Saved data entries:
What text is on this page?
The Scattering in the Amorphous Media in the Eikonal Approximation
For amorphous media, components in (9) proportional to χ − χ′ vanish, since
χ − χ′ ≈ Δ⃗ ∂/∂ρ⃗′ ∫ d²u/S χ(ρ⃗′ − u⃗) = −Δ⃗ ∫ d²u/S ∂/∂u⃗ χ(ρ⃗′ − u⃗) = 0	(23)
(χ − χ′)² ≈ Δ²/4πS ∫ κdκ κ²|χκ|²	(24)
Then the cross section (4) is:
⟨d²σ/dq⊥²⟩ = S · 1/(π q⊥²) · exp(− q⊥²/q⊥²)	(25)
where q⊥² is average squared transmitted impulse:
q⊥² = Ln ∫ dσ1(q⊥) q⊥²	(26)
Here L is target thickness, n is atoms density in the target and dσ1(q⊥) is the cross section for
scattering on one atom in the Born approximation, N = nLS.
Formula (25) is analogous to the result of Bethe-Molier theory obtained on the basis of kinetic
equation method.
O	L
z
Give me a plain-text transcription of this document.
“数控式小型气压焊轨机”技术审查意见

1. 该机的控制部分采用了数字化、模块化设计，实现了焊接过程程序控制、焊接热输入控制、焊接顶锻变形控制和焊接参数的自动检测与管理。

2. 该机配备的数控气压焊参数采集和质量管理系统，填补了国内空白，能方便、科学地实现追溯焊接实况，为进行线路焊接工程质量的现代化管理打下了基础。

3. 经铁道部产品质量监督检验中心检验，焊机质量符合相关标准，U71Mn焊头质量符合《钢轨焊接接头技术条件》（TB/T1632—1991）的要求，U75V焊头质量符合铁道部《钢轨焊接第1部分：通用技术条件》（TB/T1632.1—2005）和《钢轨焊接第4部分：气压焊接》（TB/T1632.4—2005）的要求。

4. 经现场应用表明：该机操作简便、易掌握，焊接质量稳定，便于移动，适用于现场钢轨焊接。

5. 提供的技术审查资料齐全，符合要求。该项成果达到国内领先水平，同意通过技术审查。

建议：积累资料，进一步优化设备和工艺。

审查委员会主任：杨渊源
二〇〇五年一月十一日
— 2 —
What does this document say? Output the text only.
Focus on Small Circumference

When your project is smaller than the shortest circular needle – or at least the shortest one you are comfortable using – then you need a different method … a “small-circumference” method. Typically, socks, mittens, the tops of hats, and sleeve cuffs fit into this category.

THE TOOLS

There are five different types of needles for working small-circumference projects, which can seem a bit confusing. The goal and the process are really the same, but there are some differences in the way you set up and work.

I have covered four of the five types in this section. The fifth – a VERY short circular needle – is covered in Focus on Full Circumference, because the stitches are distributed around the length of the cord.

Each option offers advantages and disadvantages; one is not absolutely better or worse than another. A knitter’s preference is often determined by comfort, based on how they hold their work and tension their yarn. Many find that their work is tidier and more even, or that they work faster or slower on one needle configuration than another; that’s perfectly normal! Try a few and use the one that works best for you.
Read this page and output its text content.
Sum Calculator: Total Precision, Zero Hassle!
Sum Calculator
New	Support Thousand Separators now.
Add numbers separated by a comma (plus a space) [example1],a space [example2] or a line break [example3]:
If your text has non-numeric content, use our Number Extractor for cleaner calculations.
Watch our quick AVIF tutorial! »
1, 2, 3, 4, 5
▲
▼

WORK REQUIRED: Your task is to gather all lines from the entries above that hold the word "document".

RESPONSE TO THIS EXERCISE:
Give me a plain-text transcription of this document.
What does this document say? Output the text only.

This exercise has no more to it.